-------- Task material --------

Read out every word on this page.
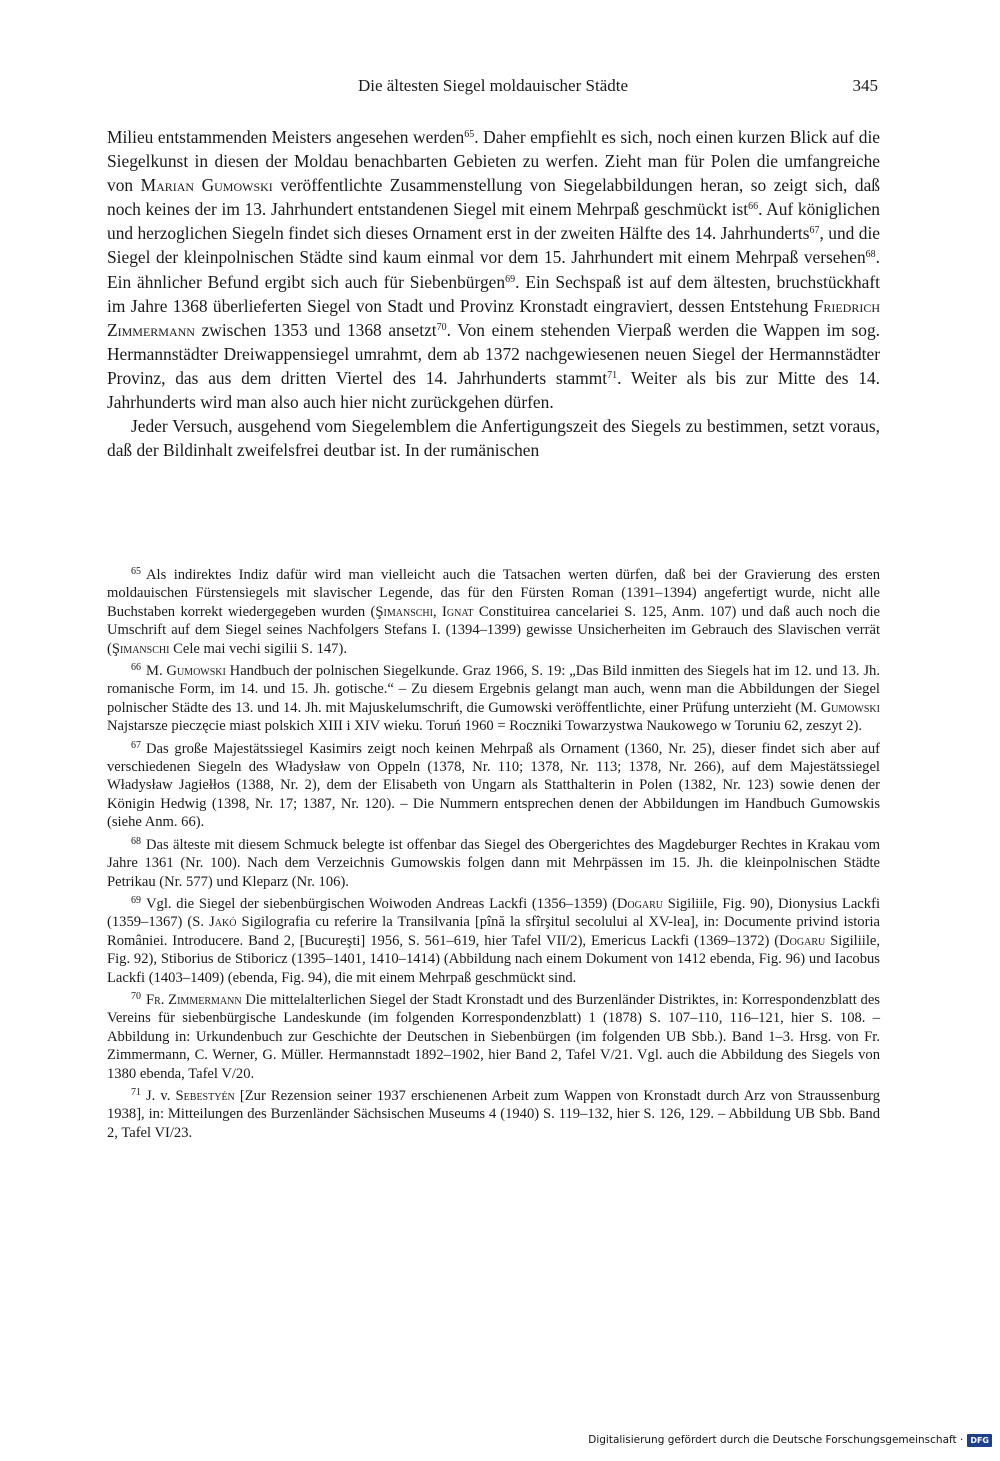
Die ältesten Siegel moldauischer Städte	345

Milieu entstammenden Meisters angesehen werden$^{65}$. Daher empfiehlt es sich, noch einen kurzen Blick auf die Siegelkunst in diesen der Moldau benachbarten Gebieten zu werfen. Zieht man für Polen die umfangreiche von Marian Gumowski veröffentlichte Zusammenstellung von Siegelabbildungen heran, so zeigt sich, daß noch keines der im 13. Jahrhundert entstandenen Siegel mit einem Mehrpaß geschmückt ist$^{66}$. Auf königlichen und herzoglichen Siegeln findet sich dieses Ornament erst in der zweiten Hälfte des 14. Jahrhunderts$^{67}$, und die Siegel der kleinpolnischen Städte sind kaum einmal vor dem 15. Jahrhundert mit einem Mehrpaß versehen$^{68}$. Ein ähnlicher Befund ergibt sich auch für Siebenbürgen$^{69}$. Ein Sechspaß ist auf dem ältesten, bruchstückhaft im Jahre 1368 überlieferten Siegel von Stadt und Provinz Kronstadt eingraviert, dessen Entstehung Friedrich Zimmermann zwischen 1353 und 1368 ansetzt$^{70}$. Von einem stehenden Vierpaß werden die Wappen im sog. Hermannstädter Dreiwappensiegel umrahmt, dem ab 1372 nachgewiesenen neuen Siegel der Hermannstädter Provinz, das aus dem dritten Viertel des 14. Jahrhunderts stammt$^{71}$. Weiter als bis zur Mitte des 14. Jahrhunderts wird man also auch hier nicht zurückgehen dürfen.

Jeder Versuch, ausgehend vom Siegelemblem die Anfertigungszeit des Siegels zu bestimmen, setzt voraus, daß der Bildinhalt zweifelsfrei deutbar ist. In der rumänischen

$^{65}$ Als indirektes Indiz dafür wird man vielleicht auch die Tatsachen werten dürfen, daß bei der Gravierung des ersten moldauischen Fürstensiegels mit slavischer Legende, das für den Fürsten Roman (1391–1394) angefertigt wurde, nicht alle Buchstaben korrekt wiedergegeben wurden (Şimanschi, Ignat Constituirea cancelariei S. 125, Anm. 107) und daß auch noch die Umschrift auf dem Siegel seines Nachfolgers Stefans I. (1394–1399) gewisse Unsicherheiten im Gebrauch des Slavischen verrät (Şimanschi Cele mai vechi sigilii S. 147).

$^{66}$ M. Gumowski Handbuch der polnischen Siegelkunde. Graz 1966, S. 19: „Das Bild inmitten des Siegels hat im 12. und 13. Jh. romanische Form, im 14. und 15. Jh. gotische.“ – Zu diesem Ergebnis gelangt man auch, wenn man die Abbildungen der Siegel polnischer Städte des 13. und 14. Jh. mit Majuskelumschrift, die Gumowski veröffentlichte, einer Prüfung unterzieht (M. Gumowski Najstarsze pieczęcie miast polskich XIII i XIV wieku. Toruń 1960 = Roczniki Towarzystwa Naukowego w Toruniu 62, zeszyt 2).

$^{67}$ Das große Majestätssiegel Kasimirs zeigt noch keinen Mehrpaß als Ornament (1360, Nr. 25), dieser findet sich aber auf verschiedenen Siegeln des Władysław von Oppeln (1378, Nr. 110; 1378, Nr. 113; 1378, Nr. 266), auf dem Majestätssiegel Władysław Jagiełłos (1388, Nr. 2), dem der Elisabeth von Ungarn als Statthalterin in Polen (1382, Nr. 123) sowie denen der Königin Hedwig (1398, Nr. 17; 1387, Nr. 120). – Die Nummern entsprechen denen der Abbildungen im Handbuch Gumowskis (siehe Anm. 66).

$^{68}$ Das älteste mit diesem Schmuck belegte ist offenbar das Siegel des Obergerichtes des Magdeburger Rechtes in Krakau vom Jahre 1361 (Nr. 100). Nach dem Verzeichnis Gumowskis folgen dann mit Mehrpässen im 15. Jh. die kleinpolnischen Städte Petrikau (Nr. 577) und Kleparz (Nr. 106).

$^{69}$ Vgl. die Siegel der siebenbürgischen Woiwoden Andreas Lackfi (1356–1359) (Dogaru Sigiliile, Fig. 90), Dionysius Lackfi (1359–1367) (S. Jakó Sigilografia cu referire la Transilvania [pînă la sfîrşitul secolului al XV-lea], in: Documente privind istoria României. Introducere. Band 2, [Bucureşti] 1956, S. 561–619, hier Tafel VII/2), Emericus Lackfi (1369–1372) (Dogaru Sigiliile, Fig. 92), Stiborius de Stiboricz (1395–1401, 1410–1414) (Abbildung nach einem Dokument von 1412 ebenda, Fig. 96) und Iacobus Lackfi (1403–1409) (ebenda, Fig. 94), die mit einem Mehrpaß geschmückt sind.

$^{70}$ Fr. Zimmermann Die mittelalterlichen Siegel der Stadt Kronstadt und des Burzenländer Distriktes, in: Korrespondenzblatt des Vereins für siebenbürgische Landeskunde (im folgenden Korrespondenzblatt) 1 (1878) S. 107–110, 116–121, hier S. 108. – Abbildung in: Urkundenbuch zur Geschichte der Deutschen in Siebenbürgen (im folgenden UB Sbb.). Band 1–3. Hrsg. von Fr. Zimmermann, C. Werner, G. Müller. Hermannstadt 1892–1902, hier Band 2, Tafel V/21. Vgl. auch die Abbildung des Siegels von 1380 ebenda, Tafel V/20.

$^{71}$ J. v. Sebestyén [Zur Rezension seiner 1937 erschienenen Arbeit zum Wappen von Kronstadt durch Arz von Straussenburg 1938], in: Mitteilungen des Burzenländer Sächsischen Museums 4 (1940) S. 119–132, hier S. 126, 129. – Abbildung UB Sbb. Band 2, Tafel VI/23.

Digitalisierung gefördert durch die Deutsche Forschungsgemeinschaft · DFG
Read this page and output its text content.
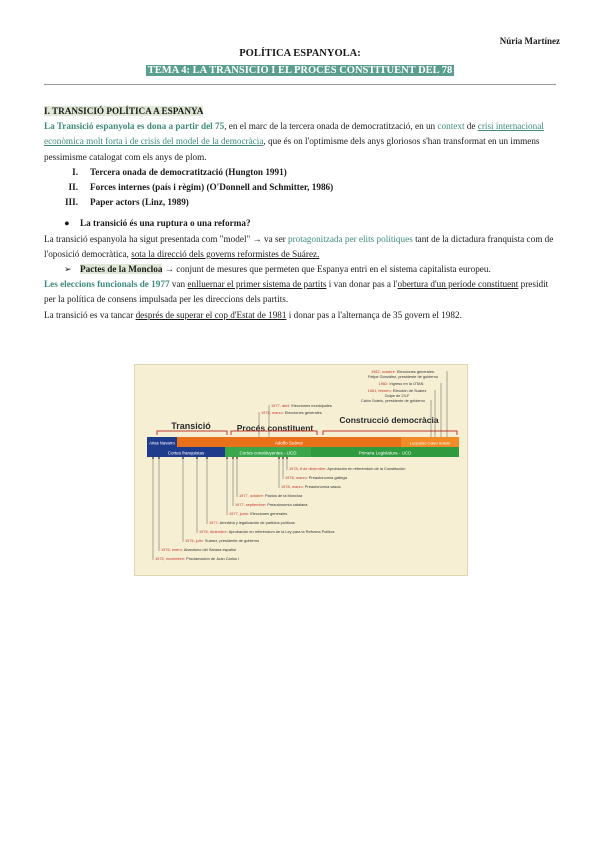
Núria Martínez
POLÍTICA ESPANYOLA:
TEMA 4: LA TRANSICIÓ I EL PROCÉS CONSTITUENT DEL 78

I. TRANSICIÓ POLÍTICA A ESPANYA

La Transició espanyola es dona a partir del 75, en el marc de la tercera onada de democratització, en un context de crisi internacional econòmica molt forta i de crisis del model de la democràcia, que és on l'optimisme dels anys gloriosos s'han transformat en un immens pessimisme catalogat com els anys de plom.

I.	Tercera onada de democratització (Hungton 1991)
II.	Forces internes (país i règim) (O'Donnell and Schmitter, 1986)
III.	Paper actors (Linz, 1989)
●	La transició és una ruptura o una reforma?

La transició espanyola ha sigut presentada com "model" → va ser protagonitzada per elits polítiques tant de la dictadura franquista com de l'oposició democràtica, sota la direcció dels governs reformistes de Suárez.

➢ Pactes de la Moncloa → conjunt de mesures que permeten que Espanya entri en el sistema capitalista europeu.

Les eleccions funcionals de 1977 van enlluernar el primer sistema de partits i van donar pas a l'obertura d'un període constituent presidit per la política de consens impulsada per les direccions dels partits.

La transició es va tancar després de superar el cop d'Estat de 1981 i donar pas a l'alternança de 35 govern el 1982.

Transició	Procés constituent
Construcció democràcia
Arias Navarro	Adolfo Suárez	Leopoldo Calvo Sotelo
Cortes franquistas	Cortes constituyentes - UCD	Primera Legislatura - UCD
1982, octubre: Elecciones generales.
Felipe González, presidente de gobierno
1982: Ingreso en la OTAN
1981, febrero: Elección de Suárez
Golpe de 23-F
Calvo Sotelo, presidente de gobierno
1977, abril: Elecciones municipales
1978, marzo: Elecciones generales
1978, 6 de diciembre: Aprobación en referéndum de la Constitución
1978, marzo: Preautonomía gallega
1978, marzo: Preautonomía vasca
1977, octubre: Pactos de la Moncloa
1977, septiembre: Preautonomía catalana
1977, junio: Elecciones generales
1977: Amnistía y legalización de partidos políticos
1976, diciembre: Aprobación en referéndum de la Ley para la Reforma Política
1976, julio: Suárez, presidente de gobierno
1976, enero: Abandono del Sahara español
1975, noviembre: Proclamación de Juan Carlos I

--------

Short task: Out of the records, collect only those lines that contain the string "durch".

Solution:
$^{71}$ J. v. Sebestyén [Zur Rezension seiner 1937 erschienenen Arbeit zum Wappen von Kronstadt durch Arz von Straussenburg 1938], in: Mitteilungen des Burzenländer Sächsischen Museums 4 (1940) S. 119–132, hier S. 126, 129. – Abbildung UB Sbb. Band 2, Tafel VI/23.
Digitalisierung gefördert durch die Deutsche Forschungsgemeinschaft · DFG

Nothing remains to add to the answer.